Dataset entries
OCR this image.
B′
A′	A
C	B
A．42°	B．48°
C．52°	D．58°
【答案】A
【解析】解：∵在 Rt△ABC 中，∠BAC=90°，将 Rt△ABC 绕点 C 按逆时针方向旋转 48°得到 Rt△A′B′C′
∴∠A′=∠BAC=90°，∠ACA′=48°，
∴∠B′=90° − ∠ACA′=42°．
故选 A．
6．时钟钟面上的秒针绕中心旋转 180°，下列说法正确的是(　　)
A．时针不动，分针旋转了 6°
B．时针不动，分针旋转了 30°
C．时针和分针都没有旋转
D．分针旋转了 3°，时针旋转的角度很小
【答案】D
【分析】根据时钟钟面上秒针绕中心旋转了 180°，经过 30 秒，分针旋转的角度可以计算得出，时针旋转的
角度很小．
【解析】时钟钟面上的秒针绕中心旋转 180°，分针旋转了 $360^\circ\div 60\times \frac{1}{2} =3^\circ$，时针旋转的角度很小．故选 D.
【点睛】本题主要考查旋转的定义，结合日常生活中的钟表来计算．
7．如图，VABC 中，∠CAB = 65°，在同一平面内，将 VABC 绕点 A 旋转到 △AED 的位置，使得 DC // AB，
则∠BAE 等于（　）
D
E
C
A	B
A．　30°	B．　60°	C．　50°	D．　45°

§ **Problem statement**:
Look above for lines with the word "时针旋转的角度很小" and copy them all.

§ **Expected answer**:
D．分针旋转了 3°，时针旋转的角度很小
【解析】时钟钟面上的秒针绕中心旋转 180°，分针旋转了 $360^\circ\div 60\times \frac{1}{2} =3^\circ$，时针旋转的角度很小．故选 D.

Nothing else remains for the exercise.